◆ Problem details ◆
Set down precisely the lines from the line with "Extract all readable text from this page." through the end of the material, inclusive, and no pictures.

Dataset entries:
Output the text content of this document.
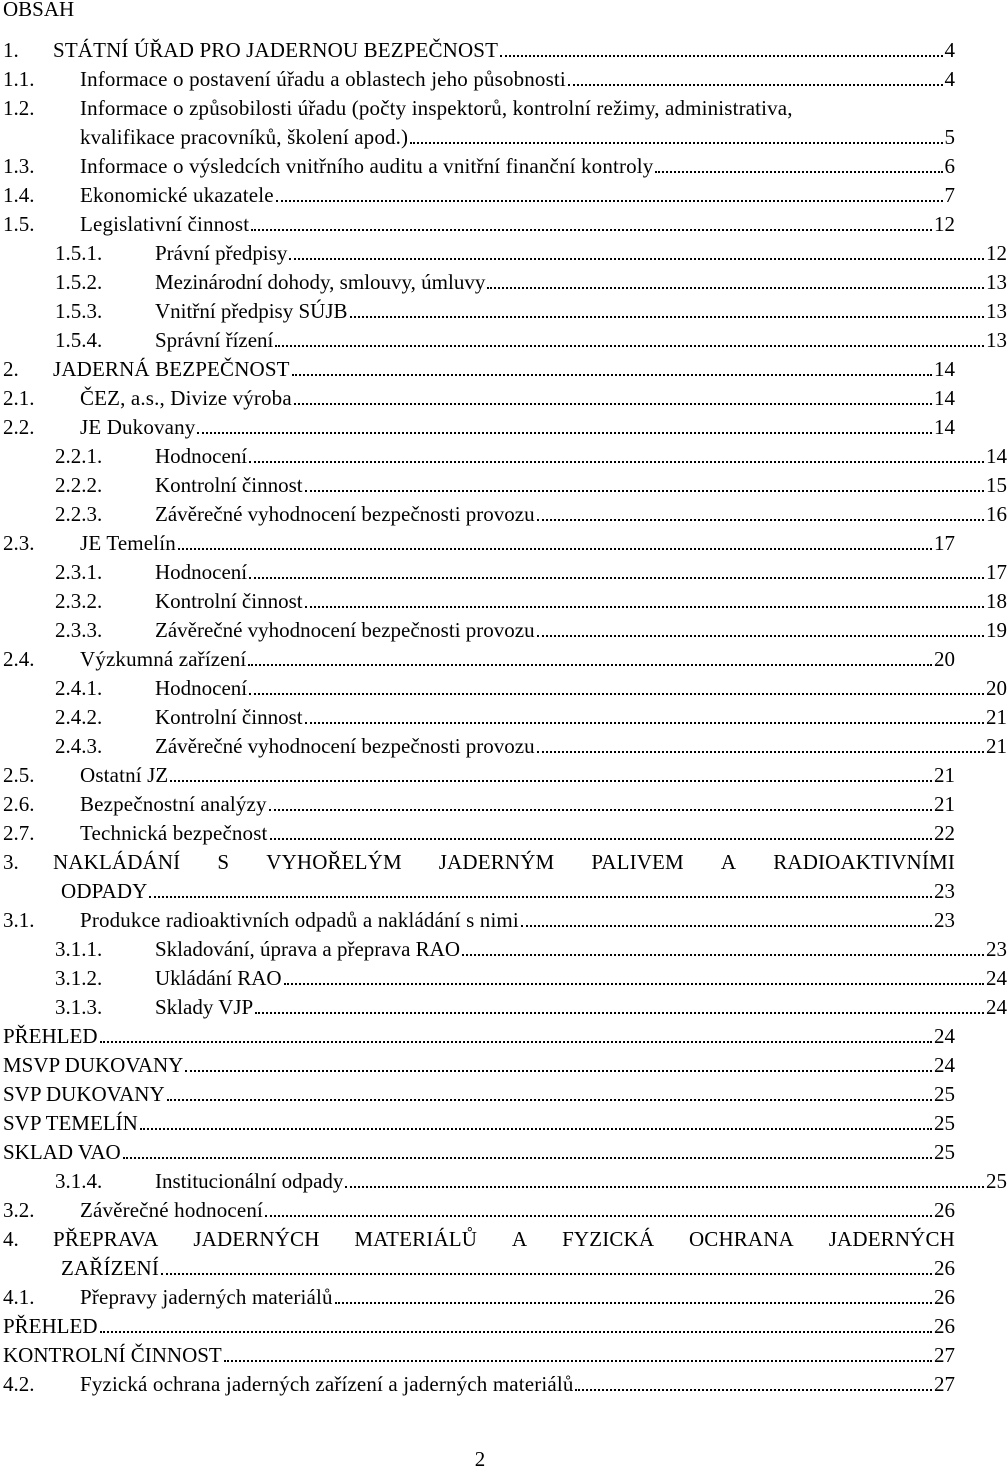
OBSAH
1.	STÁTNÍ ÚŘAD PRO JADERNOU BEZPEČNOST	4
1.1.	Informace o postavení úřadu a oblastech jeho působnosti	4
1.2.	Informace o způsobilosti úřadu (počty inspektorů, kontrolní režimy, administrativa,
kvalifikace pracovníků, školení apod.)	5
1.3.	Informace o výsledcích vnitřního auditu a vnitřní finanční kontroly	6
1.4.	Ekonomické ukazatele	7
1.5.	Legislativní činnost	12
1.5.1.	Právní předpisy	12
1.5.2.	Mezinárodní dohody, smlouvy, úmluvy	13
1.5.3.	Vnitřní předpisy SÚJB	13
1.5.4.	Správní řízení	13
2.	JADERNÁ BEZPEČNOST	14
2.1.	ČEZ, a.s., Divize výroba	14
2.2.	JE Dukovany	14
2.2.1.	Hodnocení	14
2.2.2.	Kontrolní činnost	15
2.2.3.	Závěrečné vyhodnocení bezpečnosti provozu	16
2.3.	JE Temelín	17
2.3.1.	Hodnocení	17
2.3.2.	Kontrolní činnost	18
2.3.3.	Závěrečné vyhodnocení bezpečnosti provozu	19
2.4.	Výzkumná zařízení	20
2.4.1.	Hodnocení	20
2.4.2.	Kontrolní činnost	21
2.4.3.	Závěrečné vyhodnocení bezpečnosti provozu	21
2.5.	Ostatní JZ	21
2.6.	Bezpečnostní analýzy	21
2.7.	Technická bezpečnost	22
3.	NAKLÁDÁNÍ S VYHOŘELÝM JADERNÝM PALIVEM A RADIOAKTIVNÍMI
ODPADY	23
3.1.	Produkce radioaktivních odpadů a nakládání s nimi	23
3.1.1.	Skladování, úprava a přeprava RAO	23
3.1.2.	Ukládání RAO	24
3.1.3.	Sklady VJP	24
PŘEHLED	24
MSVP DUKOVANY	24
SVP DUKOVANY	25
SVP TEMELÍN	25
SKLAD VAO	25
3.1.4.	Institucionální odpady	25
3.2.	Závěrečné hodnocení	26
4.	PŘEPRAVA JADERNÝCH MATERIÁLŮ A FYZICKÁ OCHRANA JADERNÝCH
ZAŘÍZENÍ	26
4.1.	Přepravy jaderných materiálů	26
PŘEHLED	26
KONTROLNÍ ČINNOST	27
4.2.	Fyzická ochrana jaderných zařízení a jaderných materiálů	27
2
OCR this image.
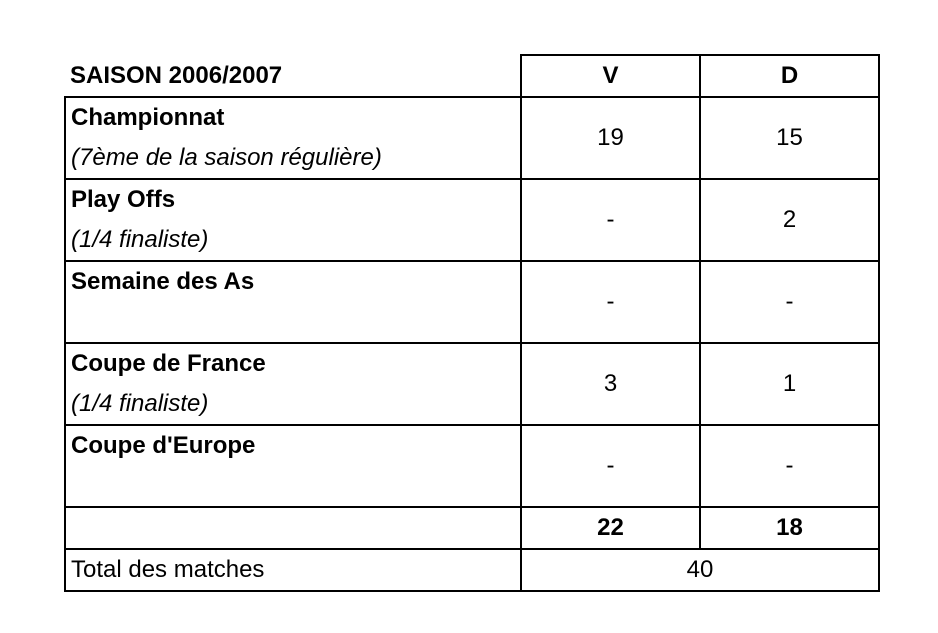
SAISON 2006/2007	V	D

Championnat
(7ème de la saison régulière)	19	15

Play Offs
(1/4 finaliste)	-	2

Semaine des As	-	-

Coupe de France
(1/4 finaliste)	3	1

Coupe d'Europe	-	-
	22	18
Total des matches	40	
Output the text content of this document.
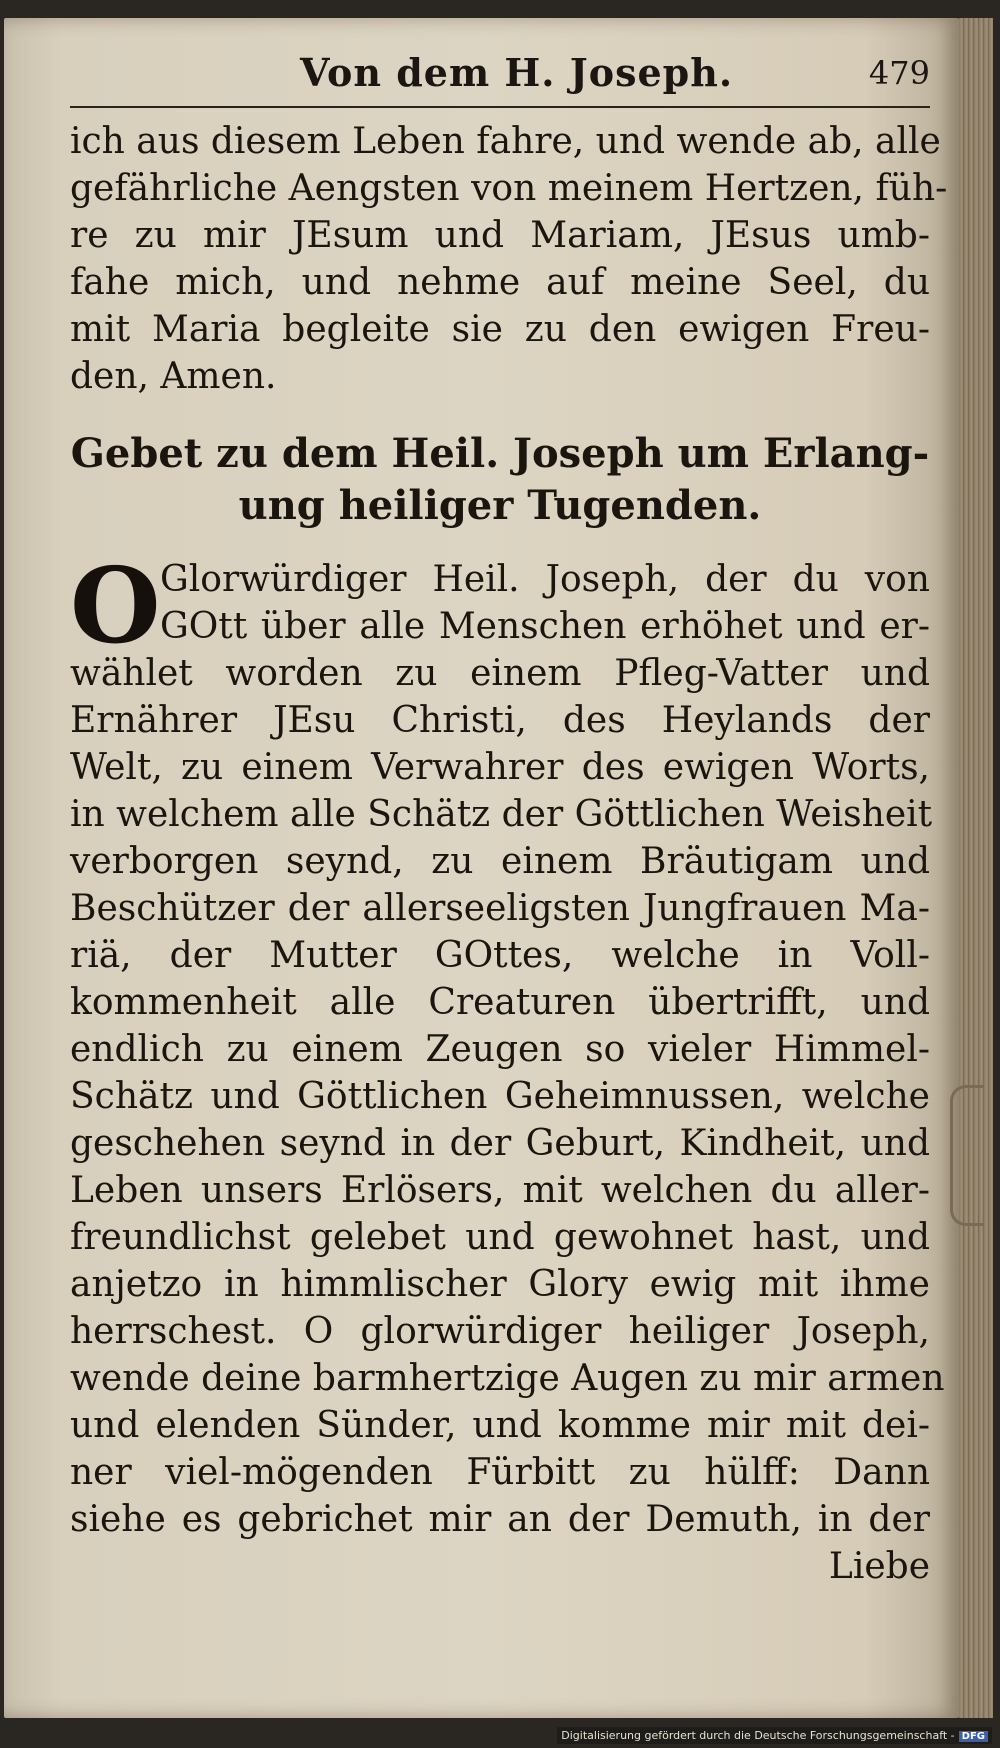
Von dem H. Joseph.	479
ich aus diesem Leben fahre, und wende ab, alle
gefährliche Aengsten von meinem Hertzen, füh-
re zu mir JEsum und Mariam, JEsus umb-
fahe mich, und nehme auf meine Seel, du
mit Maria begleite sie zu den ewigen Freu-
den, Amen.
Gebet zu dem Heil. Joseph um Erlang-
ung heiliger Tugenden.
O Glorwürdiger Heil. Joseph, der du von
GOtt über alle Menschen erhöhet und er-
wählet worden zu einem Pfleg-Vatter und
Ernährer JEsu Christi, des Heylands der
Welt, zu einem Verwahrer des ewigen Worts,
in welchem alle Schätz der Göttlichen Weisheit
verborgen seynd, zu einem Bräutigam und
Beschützer der allerseeligsten Jungfrauen Ma-
riä, der Mutter GOttes, welche in Voll-
kommenheit alle Creaturen übertrifft, und
endlich zu einem Zeugen so vieler Himmel-
Schätz und Göttlichen Geheimnussen, welche
geschehen seynd in der Geburt, Kindheit, und
Leben unsers Erlösers, mit welchen du aller-
freundlichst gelebet und gewohnet hast, und
anjetzo in himmlischer Glory ewig mit ihme
herrschest. O glorwürdiger heiliger Joseph,
wende deine barmhertzige Augen zu mir armen
und elenden Sünder, und komme mir mit dei-
ner viel-mögenden Fürbitt zu hülff: Dann
siehe es gebrichet mir an der Demuth, in der
Liebe
Digitalisierung gefördert durch die Deutsche Forschungsgemeinschaft - DFG
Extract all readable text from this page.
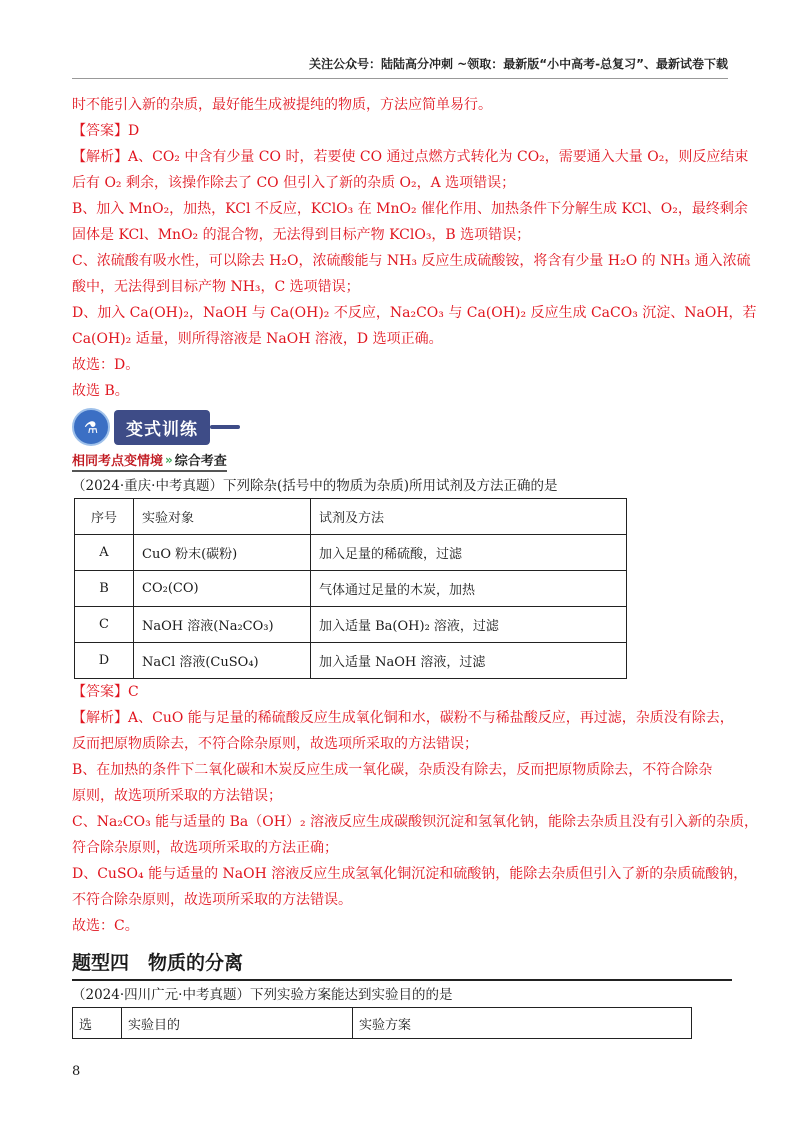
关注公众号：陆陆高分冲刺 ~领取：最新版“小中高考-总复习”、最新试卷下载
时不能引入新的杂质，最好能生成被提纯的物质，方法应简单易行。
【答案】D
【解析】A、CO₂ 中含有少量 CO 时，若要使 CO 通过点燃方式转化为 CO₂，需要通入大量 O₂，则反应结束
后有 O₂ 剩余，该操作除去了 CO 但引入了新的杂质 O₂，A 选项错误；
B、加入 MnO₂，加热，KCl 不反应，KClO₃ 在 MnO₂ 催化作用、加热条件下分解生成 KCl、O₂，最终剩余
固体是 KCl、MnO₂ 的混合物，无法得到目标产物 KClO₃，B 选项错误；
C、浓硫酸有吸水性，可以除去 H₂O，浓硫酸能与 NH₃ 反应生成硫酸铵，将含有少量 H₂O 的 NH₃ 通入浓硫
酸中，无法得到目标产物 NH₃，C 选项错误；
D、加入 Ca(OH)₂，NaOH 与 Ca(OH)₂ 不反应，Na₂CO₃ 与 Ca(OH)₂ 反应生成 CaCO₃ 沉淀、NaOH，若
Ca(OH)₂ 适量，则所得溶液是 NaOH 溶液，D 选项正确。
故选：D。
故选 B。
⚗	变式训练
相同考点变情境 » 综合考查
（2024·重庆·中考真题）下列除杂(括号中的物质为杂质)所用试剂及方法正确的是
序号	实验对象	试剂及方法
A	CuO 粉末(碳粉)	加入足量的稀硫酸，过滤
B	CO₂(CO)	气体通过足量的木炭，加热
C	NaOH 溶液(Na₂CO₃)	加入适量 Ba(OH)₂ 溶液，过滤
D	NaCl 溶液(CuSO₄)	加入适量 NaOH 溶液，过滤
【答案】C
【解析】A、CuO 能与足量的稀硫酸反应生成氧化铜和水，碳粉不与稀盐酸反应，再过滤，杂质没有除去，
反而把原物质除去，不符合除杂原则，故选项所采取的方法错误；
B、在加热的条件下二氧化碳和木炭反应生成一氧化碳，杂质没有除去，反而把原物质除去，不符合除杂
原则，故选项所采取的方法错误；
C、Na₂CO₃ 能与适量的 Ba（OH）₂ 溶液反应生成碳酸钡沉淀和氢氧化钠，能除去杂质且没有引入新的杂质，
符合除杂原则，故选项所采取的方法正确；
D、CuSO₄ 能与适量的 NaOH 溶液反应生成氢氧化铜沉淀和硫酸钠，能除去杂质但引入了新的杂质硫酸钠，
不符合除杂原则，故选项所采取的方法错误。
故选：C。
题型四　物质的分离
（2024·四川广元·中考真题）下列实验方案能达到实验目的的是
选	实验目的	实验方案
8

◆ Task answer ◆
Extract all readable text from this page.
关注公众号：陆陆高分冲刺 ~领取：最新版“小中高考-总复习”、最新试卷下载
时不能引入新的杂质，最好能生成被提纯的物质，方法应简单易行。
【答案】D
【解析】A、CO₂ 中含有少量 CO 时，若要使 CO 通过点燃方式转化为 CO₂，需要通入大量 O₂，则反应结束
后有 O₂ 剩余，该操作除去了 CO 但引入了新的杂质 O₂，A 选项错误；
B、加入 MnO₂，加热，KCl 不反应，KClO₃ 在 MnO₂ 催化作用、加热条件下分解生成 KCl、O₂，最终剩余
固体是 KCl、MnO₂ 的混合物，无法得到目标产物 KClO₃，B 选项错误；
C、浓硫酸有吸水性，可以除去 H₂O，浓硫酸能与 NH₃ 反应生成硫酸铵，将含有少量 H₂O 的 NH₃ 通入浓硫
酸中，无法得到目标产物 NH₃，C 选项错误；
D、加入 Ca(OH)₂，NaOH 与 Ca(OH)₂ 不反应，Na₂CO₃ 与 Ca(OH)₂ 反应生成 CaCO₃ 沉淀、NaOH，若
Ca(OH)₂ 适量，则所得溶液是 NaOH 溶液，D 选项正确。
故选：D。
故选 B。
⚗	变式训练
相同考点变情境 » 综合考查
（2024·重庆·中考真题）下列除杂(括号中的物质为杂质)所用试剂及方法正确的是
序号	实验对象	试剂及方法
A	CuO 粉末(碳粉)	加入足量的稀硫酸，过滤
B	CO₂(CO)	气体通过足量的木炭，加热
C	NaOH 溶液(Na₂CO₃)	加入适量 Ba(OH)₂ 溶液，过滤
D	NaCl 溶液(CuSO₄)	加入适量 NaOH 溶液，过滤
【答案】C
【解析】A、CuO 能与足量的稀硫酸反应生成氧化铜和水，碳粉不与稀盐酸反应，再过滤，杂质没有除去，
反而把原物质除去，不符合除杂原则，故选项所采取的方法错误；
B、在加热的条件下二氧化碳和木炭反应生成一氧化碳，杂质没有除去，反而把原物质除去，不符合除杂
原则，故选项所采取的方法错误；
C、Na₂CO₃ 能与适量的 Ba（OH）₂ 溶液反应生成碳酸钡沉淀和氢氧化钠，能除去杂质且没有引入新的杂质，
符合除杂原则，故选项所采取的方法正确；
D、CuSO₄ 能与适量的 NaOH 溶液反应生成氢氧化铜沉淀和硫酸钠，能除去杂质但引入了新的杂质硫酸钠，
不符合除杂原则，故选项所采取的方法错误。
故选：C。
题型四　物质的分离
（2024·四川广元·中考真题）下列实验方案能达到实验目的的是
选	实验目的	实验方案
8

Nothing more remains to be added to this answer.